▶ _WHAT YOU NEED TO DO_:
Which lines below hold the word "Eğitim"? Report each one.

▶ _EXTRACTED MATERIAL_:
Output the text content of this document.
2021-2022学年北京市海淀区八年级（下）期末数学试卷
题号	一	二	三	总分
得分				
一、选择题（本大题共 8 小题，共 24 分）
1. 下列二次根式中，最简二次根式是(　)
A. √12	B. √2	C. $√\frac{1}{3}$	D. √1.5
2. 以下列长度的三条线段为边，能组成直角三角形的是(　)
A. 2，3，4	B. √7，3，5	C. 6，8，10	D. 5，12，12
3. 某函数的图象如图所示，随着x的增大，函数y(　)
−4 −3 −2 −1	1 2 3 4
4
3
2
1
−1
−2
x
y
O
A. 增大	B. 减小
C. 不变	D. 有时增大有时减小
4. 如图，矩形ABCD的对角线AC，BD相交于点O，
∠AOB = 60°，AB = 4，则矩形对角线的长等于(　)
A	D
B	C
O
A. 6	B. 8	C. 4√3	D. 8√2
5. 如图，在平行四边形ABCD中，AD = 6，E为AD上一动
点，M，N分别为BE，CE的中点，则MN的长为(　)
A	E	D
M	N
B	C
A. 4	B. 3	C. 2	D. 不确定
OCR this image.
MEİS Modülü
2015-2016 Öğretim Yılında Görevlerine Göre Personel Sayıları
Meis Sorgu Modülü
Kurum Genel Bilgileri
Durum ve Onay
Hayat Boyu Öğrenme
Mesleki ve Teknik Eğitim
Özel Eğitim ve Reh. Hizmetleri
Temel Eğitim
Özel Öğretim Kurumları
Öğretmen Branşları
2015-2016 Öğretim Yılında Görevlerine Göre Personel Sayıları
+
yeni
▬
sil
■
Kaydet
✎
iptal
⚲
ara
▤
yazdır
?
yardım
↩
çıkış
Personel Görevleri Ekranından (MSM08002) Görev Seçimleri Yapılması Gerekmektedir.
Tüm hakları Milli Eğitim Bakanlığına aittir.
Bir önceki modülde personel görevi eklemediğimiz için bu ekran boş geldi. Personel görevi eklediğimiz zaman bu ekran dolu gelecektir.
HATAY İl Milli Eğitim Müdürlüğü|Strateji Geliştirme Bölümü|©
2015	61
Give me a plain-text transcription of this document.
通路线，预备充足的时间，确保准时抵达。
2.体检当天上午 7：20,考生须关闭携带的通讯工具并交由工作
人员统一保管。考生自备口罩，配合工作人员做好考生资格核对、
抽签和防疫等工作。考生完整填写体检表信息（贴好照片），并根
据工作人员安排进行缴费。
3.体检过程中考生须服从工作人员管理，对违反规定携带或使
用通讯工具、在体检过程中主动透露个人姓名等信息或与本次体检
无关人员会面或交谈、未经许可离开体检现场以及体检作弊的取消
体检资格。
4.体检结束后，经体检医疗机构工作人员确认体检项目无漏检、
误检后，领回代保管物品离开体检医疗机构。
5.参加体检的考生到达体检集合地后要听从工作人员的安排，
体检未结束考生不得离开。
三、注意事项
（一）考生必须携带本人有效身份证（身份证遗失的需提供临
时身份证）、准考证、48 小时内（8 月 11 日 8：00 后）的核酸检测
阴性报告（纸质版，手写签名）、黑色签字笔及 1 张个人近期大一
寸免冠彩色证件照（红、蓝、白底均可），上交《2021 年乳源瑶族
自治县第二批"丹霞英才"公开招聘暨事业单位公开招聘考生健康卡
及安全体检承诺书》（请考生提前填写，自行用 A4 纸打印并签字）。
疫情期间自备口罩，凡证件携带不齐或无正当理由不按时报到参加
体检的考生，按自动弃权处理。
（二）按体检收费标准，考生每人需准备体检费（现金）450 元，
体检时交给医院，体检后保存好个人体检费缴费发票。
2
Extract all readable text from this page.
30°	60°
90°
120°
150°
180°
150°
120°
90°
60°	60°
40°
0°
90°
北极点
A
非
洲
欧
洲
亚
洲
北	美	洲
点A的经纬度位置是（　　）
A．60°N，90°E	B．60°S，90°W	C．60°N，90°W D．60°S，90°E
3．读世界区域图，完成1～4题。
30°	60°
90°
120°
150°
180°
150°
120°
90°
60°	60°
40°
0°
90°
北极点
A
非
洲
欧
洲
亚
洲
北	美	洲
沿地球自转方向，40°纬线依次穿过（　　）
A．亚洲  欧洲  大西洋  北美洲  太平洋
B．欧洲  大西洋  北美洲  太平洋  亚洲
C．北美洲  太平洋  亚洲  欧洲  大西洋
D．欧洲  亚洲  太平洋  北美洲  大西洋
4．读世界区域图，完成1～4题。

▶ _THE RESULT_:
Mesleki ve Teknik Eğitim
Özel Eğitim ve Reh. Hizmetleri
Temel Eğitim
Tüm hakları Milli Eğitim Bakanlığına aittir.
HATAY İl Milli Eğitim Müdürlüğü|Strateji Geliştirme Bölümü|©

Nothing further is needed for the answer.